■ TASK INSTRUCTIONS
Only a number is wanted. Count the lines holding the string "Woman".

****

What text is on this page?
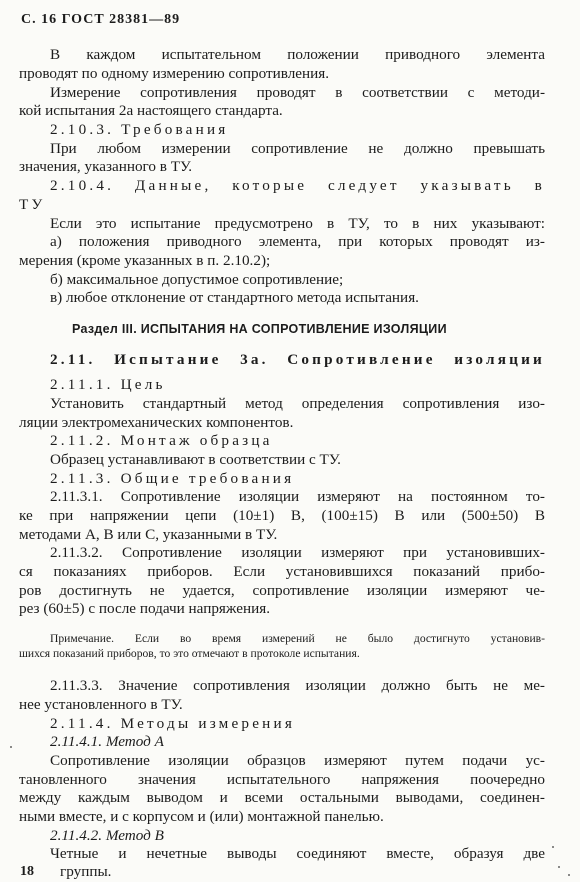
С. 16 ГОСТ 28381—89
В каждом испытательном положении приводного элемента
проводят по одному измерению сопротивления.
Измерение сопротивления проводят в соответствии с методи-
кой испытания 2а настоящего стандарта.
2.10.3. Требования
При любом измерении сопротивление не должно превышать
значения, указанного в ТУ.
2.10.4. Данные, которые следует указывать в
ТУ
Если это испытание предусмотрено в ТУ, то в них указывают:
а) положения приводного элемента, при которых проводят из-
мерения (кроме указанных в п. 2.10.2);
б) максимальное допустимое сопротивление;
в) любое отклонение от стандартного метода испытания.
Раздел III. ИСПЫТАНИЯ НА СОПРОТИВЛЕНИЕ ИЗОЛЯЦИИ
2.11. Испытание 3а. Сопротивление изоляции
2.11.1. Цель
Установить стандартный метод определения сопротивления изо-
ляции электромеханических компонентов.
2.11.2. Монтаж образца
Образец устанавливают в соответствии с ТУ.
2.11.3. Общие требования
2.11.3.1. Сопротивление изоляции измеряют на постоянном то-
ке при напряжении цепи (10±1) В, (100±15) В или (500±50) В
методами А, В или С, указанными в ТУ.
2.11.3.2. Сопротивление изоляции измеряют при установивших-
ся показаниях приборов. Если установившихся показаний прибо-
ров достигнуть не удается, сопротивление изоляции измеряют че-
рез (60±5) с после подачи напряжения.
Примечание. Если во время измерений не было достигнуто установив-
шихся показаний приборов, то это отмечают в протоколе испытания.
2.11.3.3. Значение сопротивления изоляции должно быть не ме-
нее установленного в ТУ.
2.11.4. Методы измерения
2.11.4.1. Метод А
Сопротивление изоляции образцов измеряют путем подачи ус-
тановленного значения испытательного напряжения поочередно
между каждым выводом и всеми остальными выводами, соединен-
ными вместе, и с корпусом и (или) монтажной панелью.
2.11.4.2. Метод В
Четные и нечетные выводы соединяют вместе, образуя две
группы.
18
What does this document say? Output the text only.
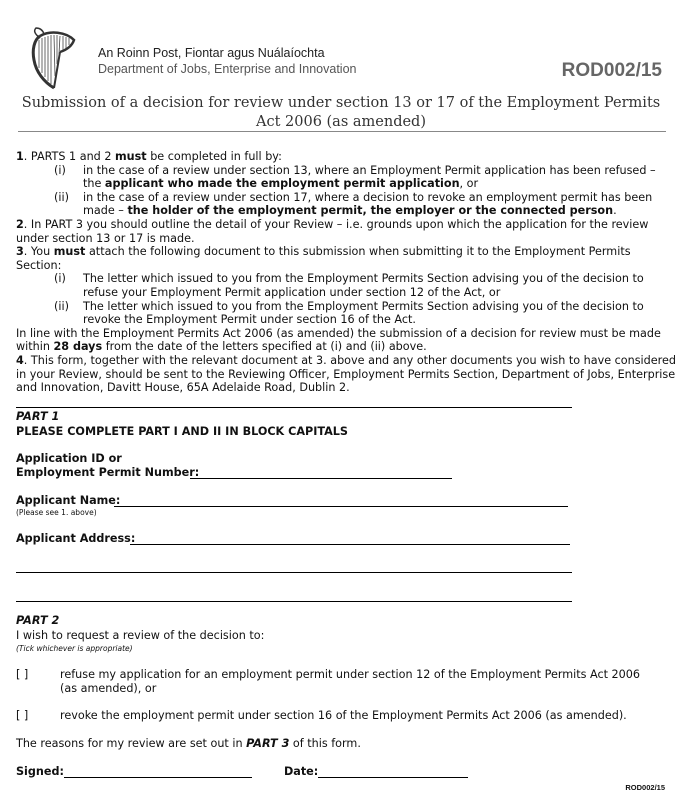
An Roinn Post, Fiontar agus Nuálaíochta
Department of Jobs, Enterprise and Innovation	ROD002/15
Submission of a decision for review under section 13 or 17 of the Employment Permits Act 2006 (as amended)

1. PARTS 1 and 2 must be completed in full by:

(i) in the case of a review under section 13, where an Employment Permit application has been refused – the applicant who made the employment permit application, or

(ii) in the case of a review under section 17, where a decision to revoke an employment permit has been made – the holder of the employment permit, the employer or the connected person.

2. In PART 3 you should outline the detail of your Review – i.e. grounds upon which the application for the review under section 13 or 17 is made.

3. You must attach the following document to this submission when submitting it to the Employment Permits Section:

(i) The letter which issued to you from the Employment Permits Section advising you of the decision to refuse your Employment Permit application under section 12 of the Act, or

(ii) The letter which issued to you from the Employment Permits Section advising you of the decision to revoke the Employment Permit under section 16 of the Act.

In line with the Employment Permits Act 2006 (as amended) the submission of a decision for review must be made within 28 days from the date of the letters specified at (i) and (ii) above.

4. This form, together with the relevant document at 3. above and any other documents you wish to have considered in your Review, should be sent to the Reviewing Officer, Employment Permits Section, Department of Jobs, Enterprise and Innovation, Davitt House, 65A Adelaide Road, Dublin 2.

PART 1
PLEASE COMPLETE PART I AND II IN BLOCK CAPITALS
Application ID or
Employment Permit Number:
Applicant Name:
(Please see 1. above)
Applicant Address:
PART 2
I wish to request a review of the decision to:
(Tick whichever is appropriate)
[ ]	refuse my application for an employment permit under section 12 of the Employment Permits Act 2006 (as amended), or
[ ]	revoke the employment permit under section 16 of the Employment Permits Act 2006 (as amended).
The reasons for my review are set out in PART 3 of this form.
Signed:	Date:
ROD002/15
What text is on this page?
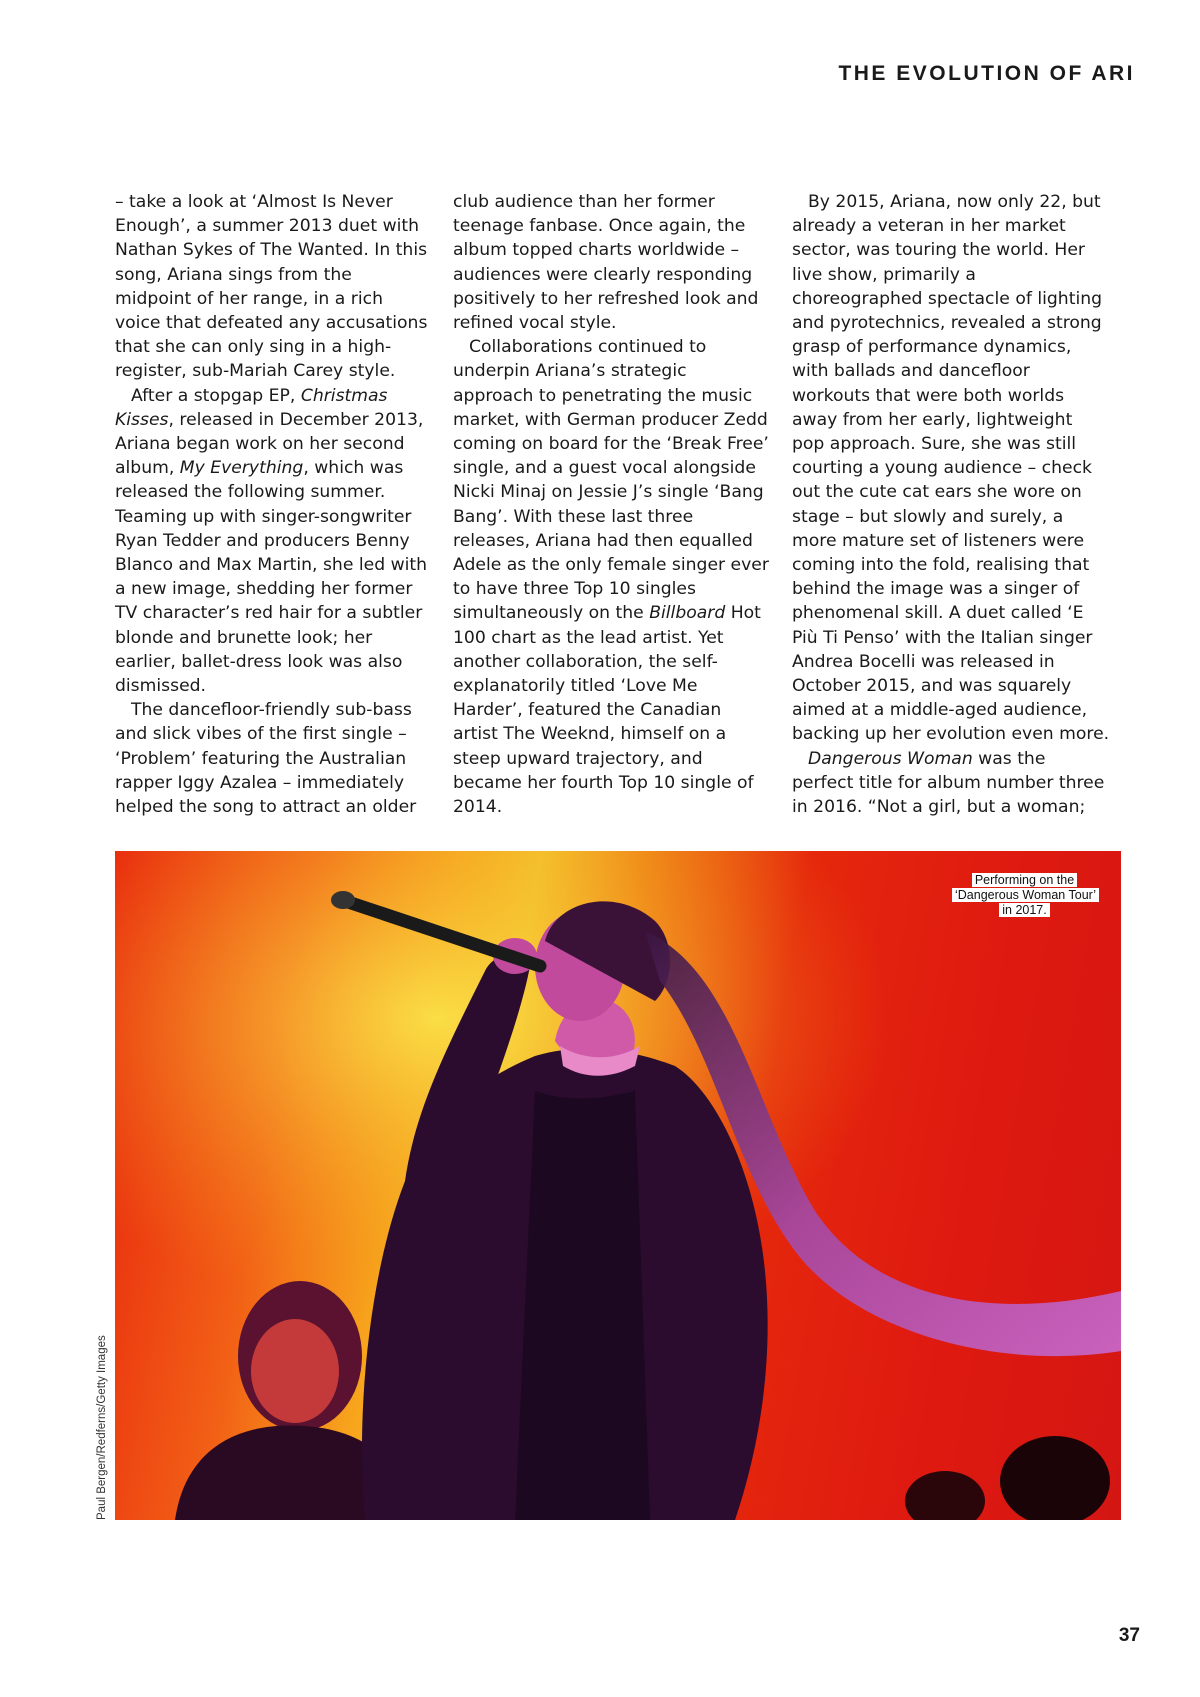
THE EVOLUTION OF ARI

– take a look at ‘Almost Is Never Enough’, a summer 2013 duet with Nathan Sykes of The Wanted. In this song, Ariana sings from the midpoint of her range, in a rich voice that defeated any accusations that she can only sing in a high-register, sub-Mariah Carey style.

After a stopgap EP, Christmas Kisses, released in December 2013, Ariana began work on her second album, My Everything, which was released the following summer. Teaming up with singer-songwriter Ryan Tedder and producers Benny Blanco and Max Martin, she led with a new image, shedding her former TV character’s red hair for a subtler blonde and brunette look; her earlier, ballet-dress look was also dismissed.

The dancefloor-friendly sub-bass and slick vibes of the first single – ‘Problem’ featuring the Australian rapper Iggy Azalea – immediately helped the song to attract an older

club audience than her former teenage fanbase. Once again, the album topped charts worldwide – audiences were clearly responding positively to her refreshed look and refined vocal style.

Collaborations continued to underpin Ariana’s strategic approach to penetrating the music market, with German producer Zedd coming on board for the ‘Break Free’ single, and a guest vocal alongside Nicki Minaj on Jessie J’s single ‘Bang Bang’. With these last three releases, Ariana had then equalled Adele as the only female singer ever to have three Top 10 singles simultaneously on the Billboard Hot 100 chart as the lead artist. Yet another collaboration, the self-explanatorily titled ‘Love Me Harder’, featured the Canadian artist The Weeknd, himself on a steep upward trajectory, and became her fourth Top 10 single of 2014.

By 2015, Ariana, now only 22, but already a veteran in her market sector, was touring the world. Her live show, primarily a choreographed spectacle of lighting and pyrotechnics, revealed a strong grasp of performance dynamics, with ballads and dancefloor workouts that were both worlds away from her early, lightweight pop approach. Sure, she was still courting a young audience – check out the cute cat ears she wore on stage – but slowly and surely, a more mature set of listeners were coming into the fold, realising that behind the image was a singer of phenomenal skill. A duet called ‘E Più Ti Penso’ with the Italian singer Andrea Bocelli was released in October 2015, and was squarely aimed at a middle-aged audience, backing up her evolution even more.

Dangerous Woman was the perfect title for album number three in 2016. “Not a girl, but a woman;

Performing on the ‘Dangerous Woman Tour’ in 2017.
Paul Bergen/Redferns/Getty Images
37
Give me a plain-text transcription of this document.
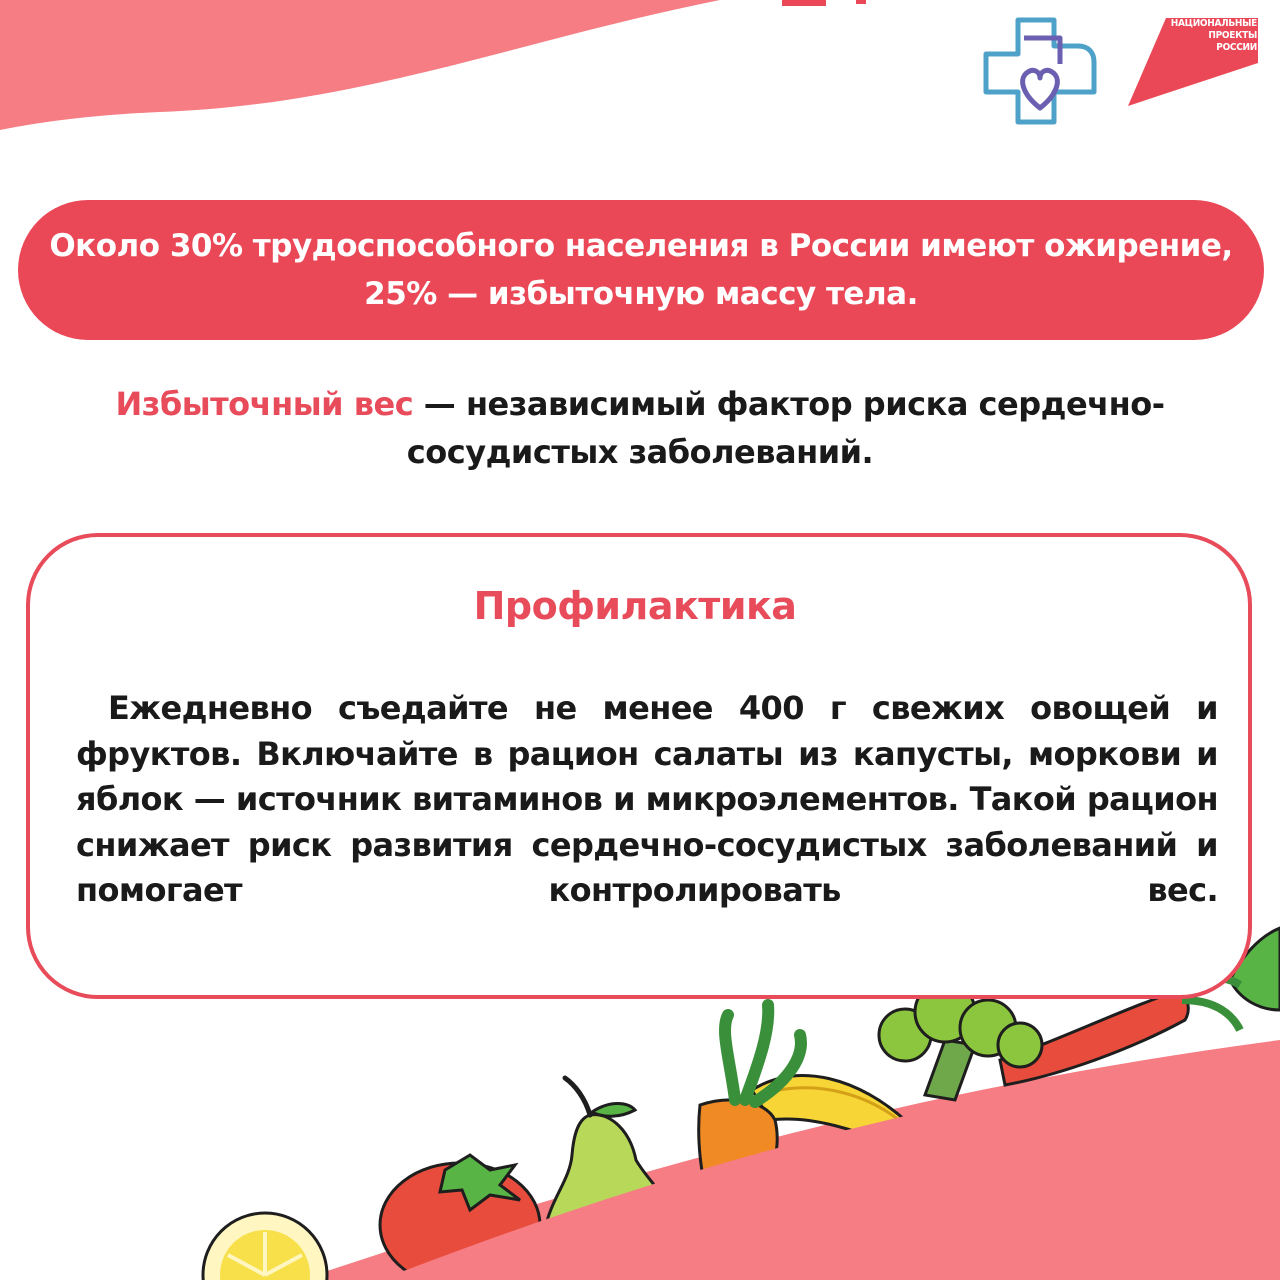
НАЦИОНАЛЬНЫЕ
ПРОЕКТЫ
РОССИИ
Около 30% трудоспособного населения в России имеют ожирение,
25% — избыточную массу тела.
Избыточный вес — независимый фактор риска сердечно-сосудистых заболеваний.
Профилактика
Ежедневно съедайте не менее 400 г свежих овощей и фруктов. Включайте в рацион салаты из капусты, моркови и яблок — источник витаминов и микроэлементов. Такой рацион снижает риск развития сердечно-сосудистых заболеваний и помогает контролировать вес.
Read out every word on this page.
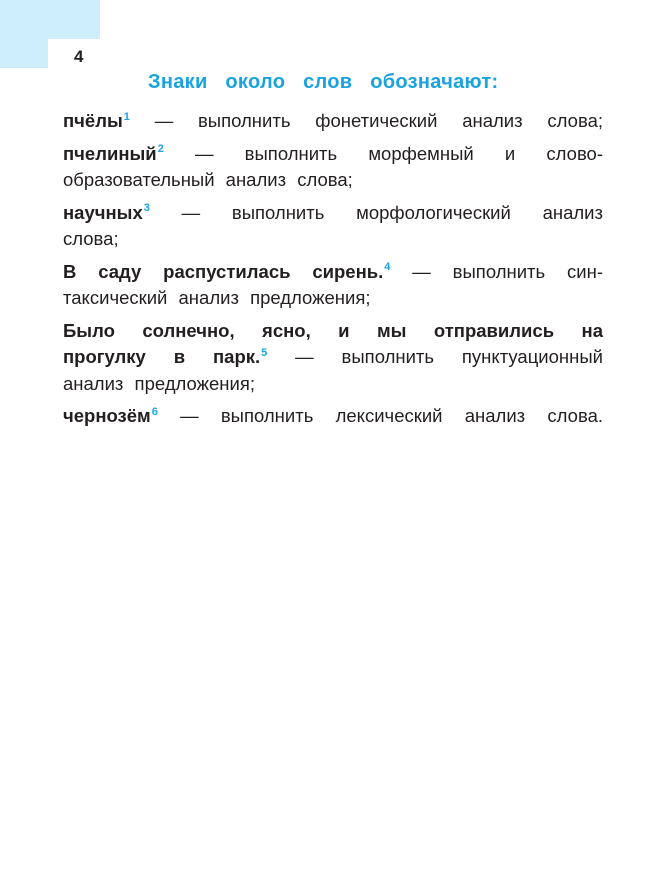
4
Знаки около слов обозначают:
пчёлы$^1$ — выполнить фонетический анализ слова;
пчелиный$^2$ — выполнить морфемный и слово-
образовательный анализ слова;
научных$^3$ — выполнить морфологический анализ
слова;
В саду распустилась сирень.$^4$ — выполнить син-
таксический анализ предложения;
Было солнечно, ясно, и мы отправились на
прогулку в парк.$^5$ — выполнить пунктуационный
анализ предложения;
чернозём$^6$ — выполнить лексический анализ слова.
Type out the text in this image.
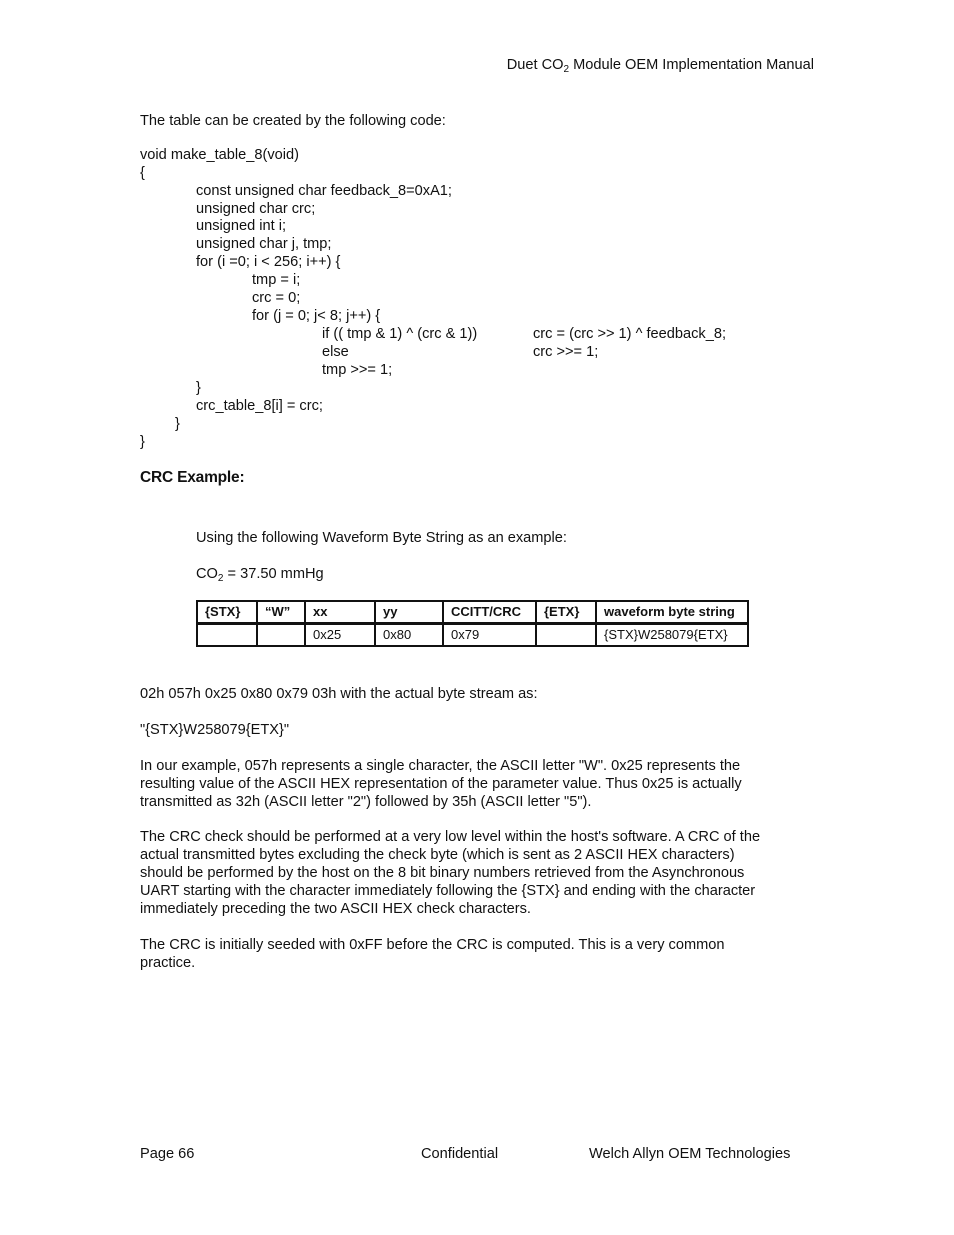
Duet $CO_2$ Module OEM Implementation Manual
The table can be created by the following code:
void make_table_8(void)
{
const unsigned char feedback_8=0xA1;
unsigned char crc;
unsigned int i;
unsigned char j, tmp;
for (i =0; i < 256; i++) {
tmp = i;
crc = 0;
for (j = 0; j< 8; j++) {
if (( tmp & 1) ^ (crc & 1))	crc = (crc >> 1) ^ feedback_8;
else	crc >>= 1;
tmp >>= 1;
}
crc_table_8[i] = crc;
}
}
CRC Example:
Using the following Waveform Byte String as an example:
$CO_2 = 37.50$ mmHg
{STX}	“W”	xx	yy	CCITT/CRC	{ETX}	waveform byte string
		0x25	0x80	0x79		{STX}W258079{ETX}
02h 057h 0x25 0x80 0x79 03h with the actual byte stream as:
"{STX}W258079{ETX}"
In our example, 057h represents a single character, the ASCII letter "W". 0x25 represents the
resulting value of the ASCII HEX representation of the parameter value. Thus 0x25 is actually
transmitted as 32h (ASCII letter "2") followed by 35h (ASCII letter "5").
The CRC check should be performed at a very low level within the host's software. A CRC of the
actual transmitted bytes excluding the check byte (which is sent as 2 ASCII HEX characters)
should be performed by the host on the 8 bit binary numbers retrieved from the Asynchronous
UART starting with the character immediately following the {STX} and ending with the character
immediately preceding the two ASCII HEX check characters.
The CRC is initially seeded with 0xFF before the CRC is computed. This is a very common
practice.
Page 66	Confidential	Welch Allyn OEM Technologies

****

■ EXERCISE ANSWER
2